Required task: Can you reproduce every item below word for word, leaving out the pictures?

start Entries provided

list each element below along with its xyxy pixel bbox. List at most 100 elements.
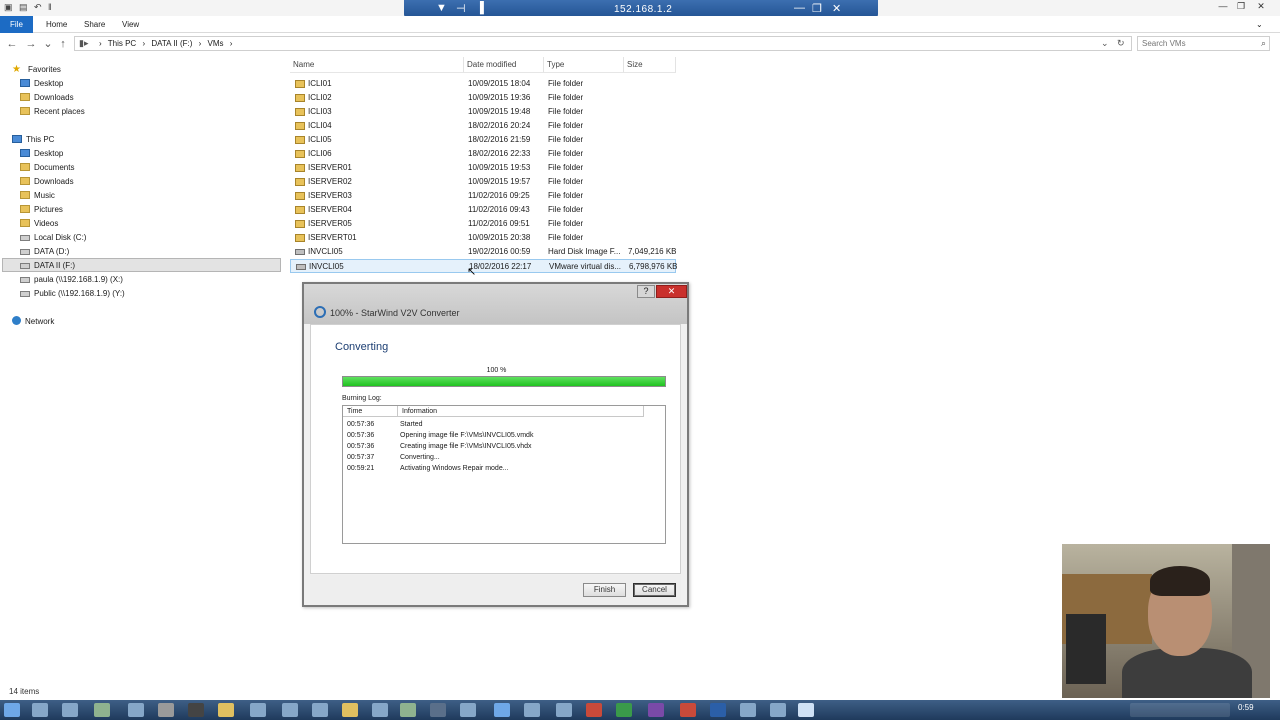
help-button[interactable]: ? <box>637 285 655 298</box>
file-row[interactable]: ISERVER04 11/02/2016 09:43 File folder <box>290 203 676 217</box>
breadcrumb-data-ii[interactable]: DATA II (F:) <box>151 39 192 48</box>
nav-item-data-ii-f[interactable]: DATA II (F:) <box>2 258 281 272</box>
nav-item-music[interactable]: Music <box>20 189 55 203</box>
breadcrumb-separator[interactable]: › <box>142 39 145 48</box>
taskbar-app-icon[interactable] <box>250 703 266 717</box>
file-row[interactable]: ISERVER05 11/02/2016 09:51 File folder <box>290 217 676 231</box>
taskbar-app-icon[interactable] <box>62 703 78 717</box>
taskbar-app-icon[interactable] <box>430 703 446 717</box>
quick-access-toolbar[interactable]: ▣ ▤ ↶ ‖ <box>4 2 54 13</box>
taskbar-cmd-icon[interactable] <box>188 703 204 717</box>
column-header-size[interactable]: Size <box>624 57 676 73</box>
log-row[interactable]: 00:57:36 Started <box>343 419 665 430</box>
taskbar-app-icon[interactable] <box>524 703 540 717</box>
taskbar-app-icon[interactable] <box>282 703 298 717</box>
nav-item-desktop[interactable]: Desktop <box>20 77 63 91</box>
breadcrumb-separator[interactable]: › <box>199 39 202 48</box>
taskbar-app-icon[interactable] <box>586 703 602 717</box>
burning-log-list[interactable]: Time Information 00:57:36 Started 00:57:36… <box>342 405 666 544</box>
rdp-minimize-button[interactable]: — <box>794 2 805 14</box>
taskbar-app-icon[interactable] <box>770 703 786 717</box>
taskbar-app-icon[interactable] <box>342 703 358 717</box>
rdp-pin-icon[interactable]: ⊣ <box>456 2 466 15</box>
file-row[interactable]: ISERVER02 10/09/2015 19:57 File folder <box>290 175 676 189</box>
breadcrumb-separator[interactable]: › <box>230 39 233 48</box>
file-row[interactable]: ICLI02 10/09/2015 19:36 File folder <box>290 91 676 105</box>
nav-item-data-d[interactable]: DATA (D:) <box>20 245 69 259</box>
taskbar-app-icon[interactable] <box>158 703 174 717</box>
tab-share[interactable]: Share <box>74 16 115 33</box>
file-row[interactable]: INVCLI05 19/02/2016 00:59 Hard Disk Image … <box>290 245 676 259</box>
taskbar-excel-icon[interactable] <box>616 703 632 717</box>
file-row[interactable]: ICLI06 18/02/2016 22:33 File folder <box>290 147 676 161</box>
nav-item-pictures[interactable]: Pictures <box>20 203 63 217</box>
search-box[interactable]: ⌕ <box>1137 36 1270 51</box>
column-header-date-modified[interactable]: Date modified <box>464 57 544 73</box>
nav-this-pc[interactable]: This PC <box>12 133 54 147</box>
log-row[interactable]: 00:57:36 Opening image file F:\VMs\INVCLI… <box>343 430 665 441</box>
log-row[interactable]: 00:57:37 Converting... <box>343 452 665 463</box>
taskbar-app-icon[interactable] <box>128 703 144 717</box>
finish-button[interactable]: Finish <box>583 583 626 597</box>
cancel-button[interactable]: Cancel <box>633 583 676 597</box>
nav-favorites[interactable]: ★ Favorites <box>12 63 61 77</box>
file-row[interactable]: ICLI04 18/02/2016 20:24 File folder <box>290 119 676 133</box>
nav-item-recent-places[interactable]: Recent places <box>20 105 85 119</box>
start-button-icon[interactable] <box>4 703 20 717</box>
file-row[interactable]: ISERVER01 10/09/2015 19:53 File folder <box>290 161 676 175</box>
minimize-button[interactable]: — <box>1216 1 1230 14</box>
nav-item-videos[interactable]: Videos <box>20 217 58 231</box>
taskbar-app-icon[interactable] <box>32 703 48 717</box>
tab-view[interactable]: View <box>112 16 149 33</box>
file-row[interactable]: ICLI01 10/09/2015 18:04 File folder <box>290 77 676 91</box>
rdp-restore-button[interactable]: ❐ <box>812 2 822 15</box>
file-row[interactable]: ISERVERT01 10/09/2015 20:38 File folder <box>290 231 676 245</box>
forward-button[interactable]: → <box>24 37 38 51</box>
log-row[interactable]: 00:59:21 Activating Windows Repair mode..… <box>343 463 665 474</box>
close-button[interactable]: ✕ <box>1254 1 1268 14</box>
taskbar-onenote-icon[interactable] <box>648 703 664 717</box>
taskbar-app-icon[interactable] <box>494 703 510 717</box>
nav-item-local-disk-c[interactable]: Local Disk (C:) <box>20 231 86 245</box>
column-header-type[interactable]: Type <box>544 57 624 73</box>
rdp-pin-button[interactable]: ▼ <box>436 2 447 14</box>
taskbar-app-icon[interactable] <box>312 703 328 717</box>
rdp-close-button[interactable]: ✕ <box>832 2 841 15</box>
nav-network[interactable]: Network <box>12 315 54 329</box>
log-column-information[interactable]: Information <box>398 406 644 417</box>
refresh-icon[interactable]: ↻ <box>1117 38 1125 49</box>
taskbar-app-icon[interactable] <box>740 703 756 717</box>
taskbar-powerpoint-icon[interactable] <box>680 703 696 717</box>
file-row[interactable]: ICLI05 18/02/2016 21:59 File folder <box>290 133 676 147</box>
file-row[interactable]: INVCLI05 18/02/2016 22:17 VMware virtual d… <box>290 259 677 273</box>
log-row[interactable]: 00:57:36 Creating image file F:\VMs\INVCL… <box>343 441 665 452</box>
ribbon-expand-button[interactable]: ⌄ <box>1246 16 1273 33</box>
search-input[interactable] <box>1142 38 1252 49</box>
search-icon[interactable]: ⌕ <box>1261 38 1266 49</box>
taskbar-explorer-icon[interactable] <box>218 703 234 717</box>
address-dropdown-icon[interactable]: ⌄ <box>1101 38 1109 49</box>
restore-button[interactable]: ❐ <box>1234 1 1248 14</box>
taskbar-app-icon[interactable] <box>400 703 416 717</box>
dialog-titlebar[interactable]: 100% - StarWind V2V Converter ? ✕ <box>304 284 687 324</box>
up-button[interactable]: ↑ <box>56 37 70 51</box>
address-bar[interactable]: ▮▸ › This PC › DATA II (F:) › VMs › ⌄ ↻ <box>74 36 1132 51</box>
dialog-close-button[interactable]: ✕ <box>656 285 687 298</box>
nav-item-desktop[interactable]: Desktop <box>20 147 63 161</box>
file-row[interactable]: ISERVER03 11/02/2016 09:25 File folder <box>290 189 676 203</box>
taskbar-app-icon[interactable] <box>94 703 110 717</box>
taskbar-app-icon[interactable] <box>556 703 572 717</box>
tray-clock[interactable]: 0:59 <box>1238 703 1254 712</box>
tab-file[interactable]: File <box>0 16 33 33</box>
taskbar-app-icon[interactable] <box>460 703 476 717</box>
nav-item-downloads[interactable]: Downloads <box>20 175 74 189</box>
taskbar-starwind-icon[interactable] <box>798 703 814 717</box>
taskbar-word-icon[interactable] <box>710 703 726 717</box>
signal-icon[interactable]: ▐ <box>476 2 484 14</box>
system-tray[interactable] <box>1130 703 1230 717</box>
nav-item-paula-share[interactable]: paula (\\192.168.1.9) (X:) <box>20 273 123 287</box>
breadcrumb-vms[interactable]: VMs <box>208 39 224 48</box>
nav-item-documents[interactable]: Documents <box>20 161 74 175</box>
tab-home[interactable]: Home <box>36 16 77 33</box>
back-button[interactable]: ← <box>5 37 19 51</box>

end Entries provided

Solution to the exercise:
list each element below along with its xyxy pixel bbox. List at most 100 elements.
help-button[interactable]: ? <box>637 285 655 298</box>
file-row[interactable]: ISERVER04 11/02/2016 09:43 File folder <box>290 203 676 217</box>
breadcrumb-data-ii[interactable]: DATA II (F:) <box>151 39 192 48</box>
nav-item-data-ii-f[interactable]: DATA II (F:) <box>2 258 281 272</box>
nav-item-music[interactable]: Music <box>20 189 55 203</box>
breadcrumb-separator[interactable]: › <box>142 39 145 48</box>
taskbar-app-icon[interactable] <box>250 703 266 717</box>
file-row[interactable]: ISERVER05 11/02/2016 09:51 File folder <box>290 217 676 231</box>
taskbar-app-icon[interactable] <box>62 703 78 717</box>
taskbar-app-icon[interactable] <box>430 703 446 717</box>
quick-access-toolbar[interactable]: ▣ ▤ ↶ ‖ <box>4 2 54 13</box>
taskbar-cmd-icon[interactable] <box>188 703 204 717</box>
column-header-size[interactable]: Size <box>624 57 676 73</box>
log-row[interactable]: 00:57:36 Started <box>343 419 665 430</box>
taskbar-app-icon[interactable] <box>524 703 540 717</box>
taskbar-app-icon[interactable] <box>282 703 298 717</box>
nav-item-desktop[interactable]: Desktop <box>20 77 63 91</box>
breadcrumb-separator[interactable]: › <box>199 39 202 48</box>
taskbar-app-icon[interactable] <box>586 703 602 717</box>
burning-log-list[interactable]: Time Information 00:57:36 Started 00:57:36… <box>342 405 666 544</box>
rdp-minimize-button[interactable]: — <box>794 2 805 14</box>
taskbar-app-icon[interactable] <box>770 703 786 717</box>
taskbar-app-icon[interactable] <box>342 703 358 717</box>
rdp-pin-icon[interactable]: ⊣ <box>456 2 466 15</box>
file-row[interactable]: ISERVER02 10/09/2015 19:57 File folder <box>290 175 676 189</box>
breadcrumb-separator[interactable]: › <box>230 39 233 48</box>
file-row[interactable]: ICLI02 10/09/2015 19:36 File folder <box>290 91 676 105</box>
nav-item-data-d[interactable]: DATA (D:) <box>20 245 69 259</box>
taskbar-app-icon[interactable] <box>158 703 174 717</box>
tab-share[interactable]: Share <box>74 16 115 33</box>
file-row[interactable]: INVCLI05 19/02/2016 00:59 Hard Disk Image … <box>290 245 676 259</box>
taskbar-excel-icon[interactable] <box>616 703 632 717</box>
file-row[interactable]: ICLI06 18/02/2016 22:33 File folder <box>290 147 676 161</box>
nav-item-pictures[interactable]: Pictures <box>20 203 63 217</box>
search-box[interactable]: ⌕ <box>1137 36 1270 51</box>
column-header-date-modified[interactable]: Date modified <box>464 57 544 73</box>
nav-this-pc[interactable]: This PC <box>12 133 54 147</box>
log-row[interactable]: 00:57:36 Opening image file F:\VMs\INVCLI… <box>343 430 665 441</box>
log-row[interactable]: 00:57:37 Converting... <box>343 452 665 463</box>
taskbar-app-icon[interactable] <box>128 703 144 717</box>
finish-button[interactable]: Finish <box>583 583 626 597</box>
cancel-button[interactable]: Cancel <box>633 583 676 597</box>
nav-favorites[interactable]: ★ Favorites <box>12 63 61 77</box>
file-row[interactable]: ICLI04 18/02/2016 20:24 File folder <box>290 119 676 133</box>
nav-item-recent-places[interactable]: Recent places <box>20 105 85 119</box>
start-button-icon[interactable] <box>4 703 20 717</box>
file-row[interactable]: ISERVER01 10/09/2015 19:53 File folder <box>290 161 676 175</box>
minimize-button[interactable]: — <box>1216 1 1230 14</box>
nav-item-videos[interactable]: Videos <box>20 217 58 231</box>
taskbar-app-icon[interactable] <box>32 703 48 717</box>
tab-view[interactable]: View <box>112 16 149 33</box>
file-row[interactable]: ICLI01 10/09/2015 18:04 File folder <box>290 77 676 91</box>
rdp-restore-button[interactable]: ❐ <box>812 2 822 15</box>
file-row[interactable]: ISERVERT01 10/09/2015 20:38 File folder <box>290 231 676 245</box>
forward-button[interactable]: → <box>24 37 38 51</box>
log-row[interactable]: 00:59:21 Activating Windows Repair mode..… <box>343 463 665 474</box>
close-button[interactable]: ✕ <box>1254 1 1268 14</box>
taskbar-onenote-icon[interactable] <box>648 703 664 717</box>
taskbar-app-icon[interactable] <box>494 703 510 717</box>
nav-item-local-disk-c[interactable]: Local Disk (C:) <box>20 231 86 245</box>
column-header-type[interactable]: Type <box>544 57 624 73</box>
rdp-pin-button[interactable]: ▼ <box>436 2 447 14</box>
taskbar-app-icon[interactable] <box>312 703 328 717</box>
rdp-close-button[interactable]: ✕ <box>832 2 841 15</box>
nav-network[interactable]: Network <box>12 315 54 329</box>
log-column-information[interactable]: Information <box>398 406 644 417</box>
refresh-icon[interactable]: ↻ <box>1117 38 1125 49</box>
taskbar-app-icon[interactable] <box>740 703 756 717</box>
taskbar-powerpoint-icon[interactable] <box>680 703 696 717</box>
file-row[interactable]: ICLI05 18/02/2016 21:59 File folder <box>290 133 676 147</box>
file-row[interactable]: INVCLI05 18/02/2016 22:17 VMware virtual d… <box>290 259 677 273</box>
log-row[interactable]: 00:57:36 Creating image file F:\VMs\INVCL… <box>343 441 665 452</box>
ribbon-expand-button[interactable]: ⌄ <box>1246 16 1273 33</box>
search-input[interactable] <box>1142 38 1252 49</box>
search-icon[interactable]: ⌕ <box>1261 38 1266 49</box>
taskbar-explorer-icon[interactable] <box>218 703 234 717</box>
address-dropdown-icon[interactable]: ⌄ <box>1101 38 1109 49</box>
restore-button[interactable]: ❐ <box>1234 1 1248 14</box>
taskbar-app-icon[interactable] <box>400 703 416 717</box>
dialog-titlebar[interactable]: 100% - StarWind V2V Converter ? ✕ <box>304 284 687 324</box>
up-button[interactable]: ↑ <box>56 37 70 51</box>
address-bar[interactable]: ▮▸ › This PC › DATA II (F:) › VMs › ⌄ ↻ <box>74 36 1132 51</box>
dialog-close-button[interactable]: ✕ <box>656 285 687 298</box>
nav-item-desktop[interactable]: Desktop <box>20 147 63 161</box>
file-row[interactable]: ISERVER03 11/02/2016 09:25 File folder <box>290 189 676 203</box>
taskbar-app-icon[interactable] <box>94 703 110 717</box>
taskbar-app-icon[interactable] <box>556 703 572 717</box>
tray-clock[interactable]: 0:59 <box>1238 703 1254 712</box>
tab-file[interactable]: File <box>0 16 33 33</box>
taskbar-app-icon[interactable] <box>460 703 476 717</box>
nav-item-downloads[interactable]: Downloads <box>20 175 74 189</box>
taskbar-starwind-icon[interactable] <box>798 703 814 717</box>
taskbar-word-icon[interactable] <box>710 703 726 717</box>
signal-icon[interactable]: ▐ <box>476 2 484 14</box>
system-tray[interactable] <box>1130 703 1230 717</box>
nav-item-paula-share[interactable]: paula (\\192.168.1.9) (X:) <box>20 273 123 287</box>
breadcrumb-vms[interactable]: VMs <box>208 39 224 48</box>
nav-item-documents[interactable]: Documents <box>20 161 74 175</box>
tab-home[interactable]: Home <box>36 16 77 33</box>
back-button[interactable]: ← <box>5 37 19 51</box>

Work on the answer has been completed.